__RECORDS FOR THE TASK__.
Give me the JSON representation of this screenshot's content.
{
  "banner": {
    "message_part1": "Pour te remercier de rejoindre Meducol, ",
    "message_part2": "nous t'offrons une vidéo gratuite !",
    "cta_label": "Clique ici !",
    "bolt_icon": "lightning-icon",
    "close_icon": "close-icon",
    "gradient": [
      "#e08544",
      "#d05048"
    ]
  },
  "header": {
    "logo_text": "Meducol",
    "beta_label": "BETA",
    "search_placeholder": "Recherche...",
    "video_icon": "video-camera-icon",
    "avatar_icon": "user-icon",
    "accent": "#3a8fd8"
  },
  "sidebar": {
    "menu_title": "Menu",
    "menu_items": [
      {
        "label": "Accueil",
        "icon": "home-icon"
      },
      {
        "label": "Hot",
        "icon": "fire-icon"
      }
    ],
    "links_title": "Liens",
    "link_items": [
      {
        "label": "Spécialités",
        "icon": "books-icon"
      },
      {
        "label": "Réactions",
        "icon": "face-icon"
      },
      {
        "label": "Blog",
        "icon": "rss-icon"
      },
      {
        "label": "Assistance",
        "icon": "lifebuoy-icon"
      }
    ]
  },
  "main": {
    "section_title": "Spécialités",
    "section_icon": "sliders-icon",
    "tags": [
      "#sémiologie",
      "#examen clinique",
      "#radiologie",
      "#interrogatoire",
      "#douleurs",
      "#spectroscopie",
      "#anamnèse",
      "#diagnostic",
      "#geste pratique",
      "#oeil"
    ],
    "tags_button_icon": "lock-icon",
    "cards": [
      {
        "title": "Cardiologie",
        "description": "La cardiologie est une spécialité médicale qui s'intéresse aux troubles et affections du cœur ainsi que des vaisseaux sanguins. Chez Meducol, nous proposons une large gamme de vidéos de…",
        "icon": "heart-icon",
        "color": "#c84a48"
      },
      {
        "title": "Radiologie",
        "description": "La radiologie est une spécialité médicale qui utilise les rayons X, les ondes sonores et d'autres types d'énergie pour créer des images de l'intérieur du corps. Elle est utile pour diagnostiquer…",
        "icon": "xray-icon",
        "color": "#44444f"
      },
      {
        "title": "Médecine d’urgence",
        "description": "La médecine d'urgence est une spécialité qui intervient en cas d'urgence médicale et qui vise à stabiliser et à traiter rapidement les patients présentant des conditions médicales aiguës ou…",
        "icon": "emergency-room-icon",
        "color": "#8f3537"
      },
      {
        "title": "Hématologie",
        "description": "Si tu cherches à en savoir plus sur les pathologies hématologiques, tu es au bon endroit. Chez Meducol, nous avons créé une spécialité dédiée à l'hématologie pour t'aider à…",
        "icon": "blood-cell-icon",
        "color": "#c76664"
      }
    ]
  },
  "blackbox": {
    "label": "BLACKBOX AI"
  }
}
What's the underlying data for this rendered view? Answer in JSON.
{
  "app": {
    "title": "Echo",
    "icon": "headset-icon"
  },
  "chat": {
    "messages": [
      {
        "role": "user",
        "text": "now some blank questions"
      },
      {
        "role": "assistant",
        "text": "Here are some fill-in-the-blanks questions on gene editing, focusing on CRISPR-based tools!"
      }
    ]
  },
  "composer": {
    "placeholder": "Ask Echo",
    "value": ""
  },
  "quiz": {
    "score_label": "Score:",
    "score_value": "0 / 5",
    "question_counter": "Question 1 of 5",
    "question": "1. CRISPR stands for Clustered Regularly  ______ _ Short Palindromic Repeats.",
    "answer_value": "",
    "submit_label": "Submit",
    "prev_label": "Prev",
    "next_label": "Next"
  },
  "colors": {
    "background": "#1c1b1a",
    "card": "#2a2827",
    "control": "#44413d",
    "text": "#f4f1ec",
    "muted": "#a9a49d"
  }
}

__EXERCISE__.
Find each line in the records holding the string "Spécialités" and show it.

__RESPONSE__.
        "label": "Spécialités",
    "section_title": "Spécialités",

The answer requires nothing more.